Problem » Each line below should be quoted exactly, please.

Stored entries
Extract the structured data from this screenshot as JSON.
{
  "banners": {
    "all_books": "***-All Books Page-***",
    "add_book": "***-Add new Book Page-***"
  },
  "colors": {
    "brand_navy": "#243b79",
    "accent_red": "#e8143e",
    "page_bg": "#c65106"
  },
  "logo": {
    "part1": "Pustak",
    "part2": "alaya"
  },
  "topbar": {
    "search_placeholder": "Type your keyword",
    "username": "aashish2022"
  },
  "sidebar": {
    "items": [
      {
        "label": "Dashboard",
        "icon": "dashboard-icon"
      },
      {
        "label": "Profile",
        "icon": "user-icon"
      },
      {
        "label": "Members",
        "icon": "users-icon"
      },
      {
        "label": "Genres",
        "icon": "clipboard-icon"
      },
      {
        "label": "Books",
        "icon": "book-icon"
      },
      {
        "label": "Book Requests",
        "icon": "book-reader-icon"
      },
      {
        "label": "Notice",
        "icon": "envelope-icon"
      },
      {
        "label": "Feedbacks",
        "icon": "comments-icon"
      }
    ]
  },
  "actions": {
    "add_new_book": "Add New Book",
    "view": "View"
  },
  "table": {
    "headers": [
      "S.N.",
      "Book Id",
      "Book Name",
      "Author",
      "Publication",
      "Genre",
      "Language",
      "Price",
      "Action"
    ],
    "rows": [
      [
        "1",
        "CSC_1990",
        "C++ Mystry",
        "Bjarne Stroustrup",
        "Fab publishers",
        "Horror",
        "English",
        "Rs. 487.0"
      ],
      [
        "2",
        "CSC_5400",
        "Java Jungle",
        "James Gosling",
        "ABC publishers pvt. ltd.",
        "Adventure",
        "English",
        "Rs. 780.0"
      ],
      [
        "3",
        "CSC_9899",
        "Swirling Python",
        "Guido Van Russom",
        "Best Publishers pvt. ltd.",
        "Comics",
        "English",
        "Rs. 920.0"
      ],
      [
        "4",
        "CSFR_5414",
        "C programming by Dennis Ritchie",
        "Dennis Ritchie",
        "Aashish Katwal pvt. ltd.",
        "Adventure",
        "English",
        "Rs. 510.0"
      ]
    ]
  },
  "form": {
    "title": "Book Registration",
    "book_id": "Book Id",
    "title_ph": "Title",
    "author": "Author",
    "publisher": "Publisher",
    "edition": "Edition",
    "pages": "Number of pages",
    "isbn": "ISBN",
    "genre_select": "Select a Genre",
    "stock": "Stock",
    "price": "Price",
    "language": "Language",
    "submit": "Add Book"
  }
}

Exercise answer »
Extract the structured data from this screenshot as JSON.
{
  "banners": {
    "all_books": "***-All Books Page-***",
    "add_book": "***-Add new Book Page-***"
  },
  "colors": {
    "brand_navy": "#243b79",
    "accent_red": "#e8143e",
    "page_bg": "#c65106"
  },
  "logo": {
    "part1": "Pustak",
    "part2": "alaya"
  },
  "topbar": {
    "search_placeholder": "Type your keyword",
    "username": "aashish2022"
  },
  "sidebar": {
    "items": [
      {
        "label": "Dashboard",
        "icon": "dashboard-icon"
      },
      {
        "label": "Profile",
        "icon": "user-icon"
      },
      {
        "label": "Members",
        "icon": "users-icon"
      },
      {
        "label": "Genres",
        "icon": "clipboard-icon"
      },
      {
        "label": "Books",
        "icon": "book-icon"
      },
      {
        "label": "Book Requests",
        "icon": "book-reader-icon"
      },
      {
        "label": "Notice",
        "icon": "envelope-icon"
      },
      {
        "label": "Feedbacks",
        "icon": "comments-icon"
      }
    ]
  },
  "actions": {
    "add_new_book": "Add New Book",
    "view": "View"
  },
  "table": {
    "headers": [
      "S.N.",
      "Book Id",
      "Book Name",
      "Author",
      "Publication",
      "Genre",
      "Language",
      "Price",
      "Action"
    ],
    "rows": [
      [
        "1",
        "CSC_1990",
        "C++ Mystry",
        "Bjarne Stroustrup",
        "Fab publishers",
        "Horror",
        "English",
        "Rs. 487.0"
      ],
      [
        "2",
        "CSC_5400",
        "Java Jungle",
        "James Gosling",
        "ABC publishers pvt. ltd.",
        "Adventure",
        "English",
        "Rs. 780.0"
      ],
      [
        "3",
        "CSC_9899",
        "Swirling Python",
        "Guido Van Russom",
        "Best Publishers pvt. ltd.",
        "Comics",
        "English",
        "Rs. 920.0"
      ],
      [
        "4",
        "CSFR_5414",
        "C programming by Dennis Ritchie",
        "Dennis Ritchie",
        "Aashish Katwal pvt. ltd.",
        "Adventure",
        "English",
        "Rs. 510.0"
      ]
    ]
  },
  "form": {
    "title": "Book Registration",
    "book_id": "Book Id",
    "title_ph": "Title",
    "author": "Author",
    "publisher": "Publisher",
    "edition": "Edition",
    "pages": "Number of pages",
    "isbn": "ISBN",
    "genre_select": "Select a Genre",
    "stock": "Stock",
    "price": "Price",
    "language": "Language",
    "submit": "Add Book"
  }
}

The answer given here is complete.